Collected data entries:
———
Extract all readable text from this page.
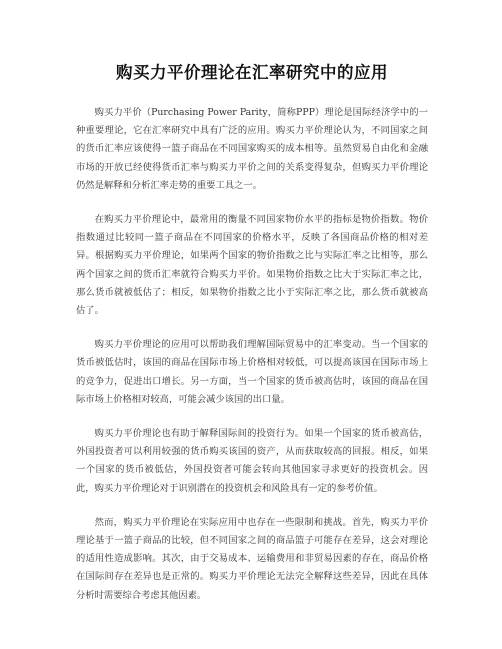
购买力平价理论在汇率研究中的应用

购买力平价（Purchasing Power Parity，简称PPP）理论是国际经济学中的一种重要理论，它在汇率研究中具有广泛的应用。购买力平价理论认为，不同国家之间的货币汇率应该使得一篮子商品在不同国家购买的成本相等。虽然贸易自由化和金融市场的开放已经使得货币汇率与购买力平价之间的关系变得复杂，但购买力平价理论仍然是解释和分析汇率走势的重要工具之一。

在购买力平价理论中，最常用的衡量不同国家物价水平的指标是物价指数。物价指数通过比较同一篮子商品在不同国家的价格水平，反映了各国商品价格的相对差异。根据购买力平价理论，如果两个国家的物价指数之比与实际汇率之比相等，那么两个国家之间的货币汇率就符合购买力平价。如果物价指数之比大于实际汇率之比，那么货币就被低估了；相反，如果物价指数之比小于实际汇率之比，那么货币就被高估了。

购买力平价理论的应用可以帮助我们理解国际贸易中的汇率变动。当一个国家的货币被低估时，该国的商品在国际市场上价格相对较低，可以提高该国在国际市场上的竞争力，促进出口增长。另一方面，当一个国家的货币被高估时，该国的商品在国际市场上价格相对较高，可能会减少该国的出口量。

购买力平价理论也有助于解释国际间的投资行为。如果一个国家的货币被高估，外国投资者可以利用较强的货币购买该国的资产，从而获取较高的回报。相反，如果一个国家的货币被低估，外国投资者可能会转向其他国家寻求更好的投资机会。因此，购买力平价理论对于识别潜在的投资机会和风险具有一定的参考价值。

然而，购买力平价理论在实际应用中也存在一些限制和挑战。首先，购买力平价理论基于一篮子商品的比较，但不同国家之间的商品篮子可能存在差异，这会对理论的适用性造成影响。其次，由于交易成本、运输费用和非贸易因素的存在，商品价格在国际间存在差异也是正常的。购买力平价理论无法完全解释这些差异，因此在具体分析时需要综合考虑其他因素。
———
Exercise aim:
Transcribe the preceding listing in its entirety and with exact wording, leaving out pictures.

Reply:
Extract all readable text from this page.
购买力平价理论在汇率研究中的应用

购买力平价（Purchasing Power Parity，简称PPP）理论是国际经济学中的一种重要理论，它在汇率研究中具有广泛的应用。购买力平价理论认为，不同国家之间的货币汇率应该使得一篮子商品在不同国家购买的成本相等。虽然贸易自由化和金融市场的开放已经使得货币汇率与购买力平价之间的关系变得复杂，但购买力平价理论仍然是解释和分析汇率走势的重要工具之一。

在购买力平价理论中，最常用的衡量不同国家物价水平的指标是物价指数。物价指数通过比较同一篮子商品在不同国家的价格水平，反映了各国商品价格的相对差异。根据购买力平价理论，如果两个国家的物价指数之比与实际汇率之比相等，那么两个国家之间的货币汇率就符合购买力平价。如果物价指数之比大于实际汇率之比，那么货币就被低估了；相反，如果物价指数之比小于实际汇率之比，那么货币就被高估了。

购买力平价理论的应用可以帮助我们理解国际贸易中的汇率变动。当一个国家的货币被低估时，该国的商品在国际市场上价格相对较低，可以提高该国在国际市场上的竞争力，促进出口增长。另一方面，当一个国家的货币被高估时，该国的商品在国际市场上价格相对较高，可能会减少该国的出口量。

购买力平价理论也有助于解释国际间的投资行为。如果一个国家的货币被高估，外国投资者可以利用较强的货币购买该国的资产，从而获取较高的回报。相反，如果一个国家的货币被低估，外国投资者可能会转向其他国家寻求更好的投资机会。因此，购买力平价理论对于识别潜在的投资机会和风险具有一定的参考价值。

然而，购买力平价理论在实际应用中也存在一些限制和挑战。首先，购买力平价理论基于一篮子商品的比较，但不同国家之间的商品篮子可能存在差异，这会对理论的适用性造成影响。其次，由于交易成本、运输费用和非贸易因素的存在，商品价格在国际间存在差异也是正常的。购买力平价理论无法完全解释这些差异，因此在具体分析时需要综合考虑其他因素。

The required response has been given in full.